==== Task data
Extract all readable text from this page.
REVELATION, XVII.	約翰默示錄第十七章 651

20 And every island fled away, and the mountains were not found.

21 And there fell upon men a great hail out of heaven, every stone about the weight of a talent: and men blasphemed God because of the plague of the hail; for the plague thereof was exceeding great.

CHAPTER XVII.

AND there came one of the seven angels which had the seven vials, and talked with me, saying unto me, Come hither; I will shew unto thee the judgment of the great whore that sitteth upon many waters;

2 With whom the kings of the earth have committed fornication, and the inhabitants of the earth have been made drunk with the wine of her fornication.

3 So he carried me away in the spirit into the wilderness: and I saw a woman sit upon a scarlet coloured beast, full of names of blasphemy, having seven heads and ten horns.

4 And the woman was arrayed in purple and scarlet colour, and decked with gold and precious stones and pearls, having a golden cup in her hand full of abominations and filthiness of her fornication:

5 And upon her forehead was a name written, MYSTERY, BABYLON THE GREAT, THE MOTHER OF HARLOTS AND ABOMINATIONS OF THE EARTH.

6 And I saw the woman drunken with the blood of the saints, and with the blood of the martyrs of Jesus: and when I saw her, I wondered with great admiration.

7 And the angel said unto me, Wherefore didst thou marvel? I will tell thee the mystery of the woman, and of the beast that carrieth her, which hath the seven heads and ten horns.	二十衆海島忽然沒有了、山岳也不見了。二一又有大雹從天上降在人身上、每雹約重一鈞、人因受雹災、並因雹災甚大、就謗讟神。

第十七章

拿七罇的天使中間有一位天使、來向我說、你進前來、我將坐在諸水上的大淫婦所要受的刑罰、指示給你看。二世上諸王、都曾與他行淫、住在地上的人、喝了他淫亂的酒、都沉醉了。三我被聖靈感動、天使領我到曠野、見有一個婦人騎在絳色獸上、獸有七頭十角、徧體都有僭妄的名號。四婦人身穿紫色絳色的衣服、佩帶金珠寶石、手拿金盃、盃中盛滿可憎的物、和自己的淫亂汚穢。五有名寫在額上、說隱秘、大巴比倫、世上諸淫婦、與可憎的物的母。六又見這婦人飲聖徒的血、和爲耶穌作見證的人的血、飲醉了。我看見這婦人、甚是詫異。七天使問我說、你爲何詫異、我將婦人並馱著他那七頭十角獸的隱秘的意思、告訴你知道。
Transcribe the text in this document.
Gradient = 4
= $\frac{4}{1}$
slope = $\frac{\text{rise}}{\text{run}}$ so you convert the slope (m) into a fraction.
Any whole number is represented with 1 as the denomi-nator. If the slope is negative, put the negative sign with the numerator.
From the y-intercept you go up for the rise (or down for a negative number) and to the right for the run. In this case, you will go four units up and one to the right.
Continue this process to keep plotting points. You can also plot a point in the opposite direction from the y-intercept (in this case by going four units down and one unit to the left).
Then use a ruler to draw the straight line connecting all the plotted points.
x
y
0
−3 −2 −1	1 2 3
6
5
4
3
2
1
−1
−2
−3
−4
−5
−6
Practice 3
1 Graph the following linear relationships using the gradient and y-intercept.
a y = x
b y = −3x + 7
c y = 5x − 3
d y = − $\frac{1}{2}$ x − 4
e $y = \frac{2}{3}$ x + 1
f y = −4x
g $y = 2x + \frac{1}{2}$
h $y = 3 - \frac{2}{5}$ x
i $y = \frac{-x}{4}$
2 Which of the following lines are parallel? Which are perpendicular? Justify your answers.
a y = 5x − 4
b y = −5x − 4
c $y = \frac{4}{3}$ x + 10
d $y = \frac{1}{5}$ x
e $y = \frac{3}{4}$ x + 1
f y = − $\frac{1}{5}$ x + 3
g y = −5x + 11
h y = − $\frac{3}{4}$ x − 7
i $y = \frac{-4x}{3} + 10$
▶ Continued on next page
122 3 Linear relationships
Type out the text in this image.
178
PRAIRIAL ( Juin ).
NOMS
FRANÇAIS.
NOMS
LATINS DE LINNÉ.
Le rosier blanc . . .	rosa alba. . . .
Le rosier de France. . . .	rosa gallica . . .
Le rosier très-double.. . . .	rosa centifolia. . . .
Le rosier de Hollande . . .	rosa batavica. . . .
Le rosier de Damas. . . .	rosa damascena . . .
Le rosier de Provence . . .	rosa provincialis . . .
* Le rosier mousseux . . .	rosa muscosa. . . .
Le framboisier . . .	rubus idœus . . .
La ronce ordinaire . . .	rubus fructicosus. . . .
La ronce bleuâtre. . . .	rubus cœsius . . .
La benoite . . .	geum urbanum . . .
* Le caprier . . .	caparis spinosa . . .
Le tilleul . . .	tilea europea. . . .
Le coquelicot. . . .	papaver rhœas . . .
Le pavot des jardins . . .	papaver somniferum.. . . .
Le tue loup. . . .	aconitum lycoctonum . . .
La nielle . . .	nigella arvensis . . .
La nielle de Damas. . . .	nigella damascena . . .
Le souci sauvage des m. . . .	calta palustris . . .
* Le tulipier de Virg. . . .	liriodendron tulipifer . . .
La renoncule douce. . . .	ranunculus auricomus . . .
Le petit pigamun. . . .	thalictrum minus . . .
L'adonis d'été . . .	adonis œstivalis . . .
========
▶ _Written exercise_
Go through the listing and print each line exactly as it appears.

▶ _Correct output_
Extract all readable text from this page.
REVELATION, XVII.	約翰默示錄第十七章 651

20 And every island fled away, and the mountains were not found.

21 And there fell upon men a great hail out of heaven, every stone about the weight of a talent: and men blasphemed God because of the plague of the hail; for the plague thereof was exceeding great.

CHAPTER XVII.

AND there came one of the seven angels which had the seven vials, and talked with me, saying unto me, Come hither; I will shew unto thee the judgment of the great whore that sitteth upon many waters;

2 With whom the kings of the earth have committed fornication, and the inhabitants of the earth have been made drunk with the wine of her fornication.

3 So he carried me away in the spirit into the wilderness: and I saw a woman sit upon a scarlet coloured beast, full of names of blasphemy, having seven heads and ten horns.

4 And the woman was arrayed in purple and scarlet colour, and decked with gold and precious stones and pearls, having a golden cup in her hand full of abominations and filthiness of her fornication:

5 And upon her forehead was a name written, MYSTERY, BABYLON THE GREAT, THE MOTHER OF HARLOTS AND ABOMINATIONS OF THE EARTH.

6 And I saw the woman drunken with the blood of the saints, and with the blood of the martyrs of Jesus: and when I saw her, I wondered with great admiration.

7 And the angel said unto me, Wherefore didst thou marvel? I will tell thee the mystery of the woman, and of the beast that carrieth her, which hath the seven heads and ten horns.	二十衆海島忽然沒有了、山岳也不見了。二一又有大雹從天上降在人身上、每雹約重一鈞、人因受雹災、並因雹災甚大、就謗讟神。

第十七章

拿七罇的天使中間有一位天使、來向我說、你進前來、我將坐在諸水上的大淫婦所要受的刑罰、指示給你看。二世上諸王、都曾與他行淫、住在地上的人、喝了他淫亂的酒、都沉醉了。三我被聖靈感動、天使領我到曠野、見有一個婦人騎在絳色獸上、獸有七頭十角、徧體都有僭妄的名號。四婦人身穿紫色絳色的衣服、佩帶金珠寶石、手拿金盃、盃中盛滿可憎的物、和自己的淫亂汚穢。五有名寫在額上、說隱秘、大巴比倫、世上諸淫婦、與可憎的物的母。六又見這婦人飲聖徒的血、和爲耶穌作見證的人的血、飲醉了。我看見這婦人、甚是詫異。七天使問我說、你爲何詫異、我將婦人並馱著他那七頭十角獸的隱秘的意思、告訴你知道。
Transcribe the text in this document.
Gradient = 4
= $\frac{4}{1}$
slope = $\frac{\text{rise}}{\text{run}}$ so you convert the slope (m) into a fraction.
Any whole number is represented with 1 as the denomi-nator. If the slope is negative, put the negative sign with the numerator.
From the y-intercept you go up for the rise (or down for a negative number) and to the right for the run. In this case, you will go four units up and one to the right.
Continue this process to keep plotting points. You can also plot a point in the opposite direction from the y-intercept (in this case by going four units down and one unit to the left).
Then use a ruler to draw the straight line connecting all the plotted points.
x
y
0
−3 −2 −1	1 2 3
6
5
4
3
2
1
−1
−2
−3
−4
−5
−6
Practice 3
1 Graph the following linear relationships using the gradient and y-intercept.
a y = x
b y = −3x + 7
c y = 5x − 3
d y = − $\frac{1}{2}$ x − 4
e $y = \frac{2}{3}$ x + 1
f y = −4x
g $y = 2x + \frac{1}{2}$
h $y = 3 - \frac{2}{5}$ x
i $y = \frac{-x}{4}$
2 Which of the following lines are parallel? Which are perpendicular? Justify your answers.
a y = 5x − 4
b y = −5x − 4
c $y = \frac{4}{3}$ x + 10
d $y = \frac{1}{5}$ x
e $y = \frac{3}{4}$ x + 1
f y = − $\frac{1}{5}$ x + 3
g y = −5x + 11
h y = − $\frac{3}{4}$ x − 7
i $y = \frac{-4x}{3} + 10$
▶ Continued on next page
122 3 Linear relationships
Type out the text in this image.
178
PRAIRIAL ( Juin ).
NOMS
FRANÇAIS.
NOMS
LATINS DE LINNÉ.
Le rosier blanc . . .	rosa alba. . . .
Le rosier de France. . . .	rosa gallica . . .
Le rosier très-double.. . . .	rosa centifolia. . . .
Le rosier de Hollande . . .	rosa batavica. . . .
Le rosier de Damas. . . .	rosa damascena . . .
Le rosier de Provence . . .	rosa provincialis . . .
* Le rosier mousseux . . .	rosa muscosa. . . .
Le framboisier . . .	rubus idœus . . .
La ronce ordinaire . . .	rubus fructicosus. . . .
La ronce bleuâtre. . . .	rubus cœsius . . .
La benoite . . .	geum urbanum . . .
* Le caprier . . .	caparis spinosa . . .
Le tilleul . . .	tilea europea. . . .
Le coquelicot. . . .	papaver rhœas . . .
Le pavot des jardins . . .	papaver somniferum.. . . .
Le tue loup. . . .	aconitum lycoctonum . . .
La nielle . . .	nigella arvensis . . .
La nielle de Damas. . . .	nigella damascena . . .
Le souci sauvage des m. . . .	calta palustris . . .
* Le tulipier de Virg. . . .	liriodendron tulipifer . . .
La renoncule douce. . . .	ranunculus auricomus . . .
Le petit pigamun. . . .	thalictrum minus . . .
L'adonis d'été . . .	adonis œstivalis . . .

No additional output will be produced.